# Excerpted passage

Journal Article > ResearchFull Text
Cell. 2015 June 18; Volume 161 (Issue 7); DOI:10.1016/j.cell.2015.06.007
Park DJ, Dudas G, Wohl S, Goba A, Whitmer SL, et al.
Cell. 2015 June 18; Volume 161 (Issue 7); DOI:10.1016/j.cell.2015.06.007
The 2013-2015 Ebola virus disease (EVD) epidemic is caused by the Makona variant of Ebola virus (EBOV). Early in the epidemic, genome sequencing provided insights into virus evolution and transmission and offered important information for outbreak response. Here, we analyze sequences from 232 patients sampled over 7 months in Sierra Leone, along with 86 previously released genomes from earlier in the epidemic. We confirm sustained human-to-human transmission within Sierra Leone and find no evidence for import or export of EBOV across national borders after its initial introduction. Using high-depth replicate sequencing, we observe both host-to-host transmission and recurrent emergence of intrahost genetic variants. We trace the increasing impact of purifying selection in suppressing the accumulation of nonsynonymous mutations over time. Finally, we note changes in the mucin-like domain of EBOV glycoprotein that merit further investigation. These findings clarify the movement of EBOV within the region and describe viral evolution during prolonged human-to-human transmission.

# Goal of the exercise
Reproduce verbatim the stretch of the Ebola sequencing abstract from "Journal Article >" through "Whitmer SL, et al.". The records come from a separate, unrelated source.

# Data shown
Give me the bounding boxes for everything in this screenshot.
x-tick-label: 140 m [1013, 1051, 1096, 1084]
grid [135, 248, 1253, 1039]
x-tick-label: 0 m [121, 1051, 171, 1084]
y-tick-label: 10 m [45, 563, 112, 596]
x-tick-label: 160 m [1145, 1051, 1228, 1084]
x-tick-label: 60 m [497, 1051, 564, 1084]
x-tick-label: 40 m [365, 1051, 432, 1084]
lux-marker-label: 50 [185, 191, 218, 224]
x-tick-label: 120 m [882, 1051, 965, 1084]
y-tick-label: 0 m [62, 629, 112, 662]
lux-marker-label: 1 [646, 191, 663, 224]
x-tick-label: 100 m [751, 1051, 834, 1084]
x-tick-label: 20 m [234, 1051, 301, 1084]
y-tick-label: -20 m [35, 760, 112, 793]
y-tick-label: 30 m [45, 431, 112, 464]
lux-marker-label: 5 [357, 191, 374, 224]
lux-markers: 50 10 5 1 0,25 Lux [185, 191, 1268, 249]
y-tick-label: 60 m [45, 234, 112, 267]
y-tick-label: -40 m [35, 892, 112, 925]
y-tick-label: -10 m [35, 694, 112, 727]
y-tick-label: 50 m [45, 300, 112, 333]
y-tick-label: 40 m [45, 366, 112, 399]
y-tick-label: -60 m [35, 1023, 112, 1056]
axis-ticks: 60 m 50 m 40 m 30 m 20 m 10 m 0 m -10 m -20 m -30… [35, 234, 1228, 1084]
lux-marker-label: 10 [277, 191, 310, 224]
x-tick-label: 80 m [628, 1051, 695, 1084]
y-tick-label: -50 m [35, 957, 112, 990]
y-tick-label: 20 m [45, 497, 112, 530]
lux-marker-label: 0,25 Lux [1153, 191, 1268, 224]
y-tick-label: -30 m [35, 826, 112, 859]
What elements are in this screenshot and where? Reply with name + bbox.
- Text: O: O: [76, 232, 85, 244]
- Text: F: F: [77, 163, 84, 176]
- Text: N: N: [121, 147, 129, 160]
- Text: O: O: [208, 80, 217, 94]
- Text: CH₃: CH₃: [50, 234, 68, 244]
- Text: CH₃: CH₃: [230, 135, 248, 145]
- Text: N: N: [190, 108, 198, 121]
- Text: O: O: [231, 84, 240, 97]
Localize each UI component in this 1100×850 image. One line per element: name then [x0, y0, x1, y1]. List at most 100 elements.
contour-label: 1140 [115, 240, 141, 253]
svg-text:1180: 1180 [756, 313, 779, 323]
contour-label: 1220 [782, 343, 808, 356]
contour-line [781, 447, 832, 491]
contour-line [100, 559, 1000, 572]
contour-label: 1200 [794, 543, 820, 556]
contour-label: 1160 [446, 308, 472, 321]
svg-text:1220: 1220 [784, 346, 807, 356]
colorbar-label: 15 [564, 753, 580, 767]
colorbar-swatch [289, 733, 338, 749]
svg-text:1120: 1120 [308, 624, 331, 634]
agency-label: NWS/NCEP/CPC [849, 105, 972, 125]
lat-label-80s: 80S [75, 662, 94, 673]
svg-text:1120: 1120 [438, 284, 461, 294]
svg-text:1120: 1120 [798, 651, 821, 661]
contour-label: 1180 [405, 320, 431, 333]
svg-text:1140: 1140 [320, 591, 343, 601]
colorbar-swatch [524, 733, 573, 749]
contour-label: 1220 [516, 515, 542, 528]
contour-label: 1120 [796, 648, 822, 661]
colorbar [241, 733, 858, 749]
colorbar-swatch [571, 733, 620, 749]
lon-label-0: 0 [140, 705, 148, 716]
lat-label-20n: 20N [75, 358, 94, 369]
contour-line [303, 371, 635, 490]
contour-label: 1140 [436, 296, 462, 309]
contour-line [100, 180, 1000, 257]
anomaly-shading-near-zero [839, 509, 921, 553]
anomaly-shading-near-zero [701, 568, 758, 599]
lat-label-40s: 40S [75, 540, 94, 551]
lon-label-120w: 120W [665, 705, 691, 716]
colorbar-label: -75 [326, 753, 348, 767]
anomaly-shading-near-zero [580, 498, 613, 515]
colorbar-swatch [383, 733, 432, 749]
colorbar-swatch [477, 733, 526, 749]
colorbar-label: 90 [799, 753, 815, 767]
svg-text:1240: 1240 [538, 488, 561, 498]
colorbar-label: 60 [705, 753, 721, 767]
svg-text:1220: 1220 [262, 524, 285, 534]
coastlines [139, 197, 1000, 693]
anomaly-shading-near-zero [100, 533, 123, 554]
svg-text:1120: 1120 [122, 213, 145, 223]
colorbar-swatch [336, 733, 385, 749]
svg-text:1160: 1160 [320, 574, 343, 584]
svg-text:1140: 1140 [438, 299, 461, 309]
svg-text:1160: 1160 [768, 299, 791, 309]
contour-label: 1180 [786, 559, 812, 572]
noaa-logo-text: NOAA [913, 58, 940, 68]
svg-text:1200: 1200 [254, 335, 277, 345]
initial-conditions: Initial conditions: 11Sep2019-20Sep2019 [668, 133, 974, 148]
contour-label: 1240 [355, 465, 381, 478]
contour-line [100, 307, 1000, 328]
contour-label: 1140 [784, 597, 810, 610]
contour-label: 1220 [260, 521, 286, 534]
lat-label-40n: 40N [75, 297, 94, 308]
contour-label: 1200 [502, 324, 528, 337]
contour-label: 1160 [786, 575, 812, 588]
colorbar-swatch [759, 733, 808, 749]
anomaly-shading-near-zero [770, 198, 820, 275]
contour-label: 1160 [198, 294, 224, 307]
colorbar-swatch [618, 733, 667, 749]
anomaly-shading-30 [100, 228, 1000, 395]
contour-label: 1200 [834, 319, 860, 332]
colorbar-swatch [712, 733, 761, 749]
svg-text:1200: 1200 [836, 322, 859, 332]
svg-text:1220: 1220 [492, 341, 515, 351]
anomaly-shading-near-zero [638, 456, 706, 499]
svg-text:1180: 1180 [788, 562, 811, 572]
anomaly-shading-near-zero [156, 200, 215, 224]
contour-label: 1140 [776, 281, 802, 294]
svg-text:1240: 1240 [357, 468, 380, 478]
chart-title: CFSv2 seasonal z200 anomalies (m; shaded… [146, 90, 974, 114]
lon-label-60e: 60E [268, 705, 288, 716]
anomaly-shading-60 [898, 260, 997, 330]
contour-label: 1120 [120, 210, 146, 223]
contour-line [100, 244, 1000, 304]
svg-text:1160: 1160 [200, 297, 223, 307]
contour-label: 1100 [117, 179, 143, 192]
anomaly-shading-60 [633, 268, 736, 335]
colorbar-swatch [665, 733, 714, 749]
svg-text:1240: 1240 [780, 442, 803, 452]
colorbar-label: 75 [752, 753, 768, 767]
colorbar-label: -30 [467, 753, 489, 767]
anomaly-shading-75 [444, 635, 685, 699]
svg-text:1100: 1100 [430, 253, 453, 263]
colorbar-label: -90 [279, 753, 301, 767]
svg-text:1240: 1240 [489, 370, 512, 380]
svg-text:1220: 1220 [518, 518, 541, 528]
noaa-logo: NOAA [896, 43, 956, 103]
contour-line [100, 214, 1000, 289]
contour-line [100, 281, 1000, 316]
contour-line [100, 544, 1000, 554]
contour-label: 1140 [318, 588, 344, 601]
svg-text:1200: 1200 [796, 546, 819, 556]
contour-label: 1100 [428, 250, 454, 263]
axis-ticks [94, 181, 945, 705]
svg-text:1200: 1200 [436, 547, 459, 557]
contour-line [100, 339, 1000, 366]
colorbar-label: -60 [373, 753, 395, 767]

# Reply
Journal Article > ResearchFull Text
Cell. 2015 June 18; Volume 161 (Issue 7); DOI:10.1016/j.cell.2015.06.007
Park DJ, Dudas G, Wohl S, Goba A, Whitmer SL, et al.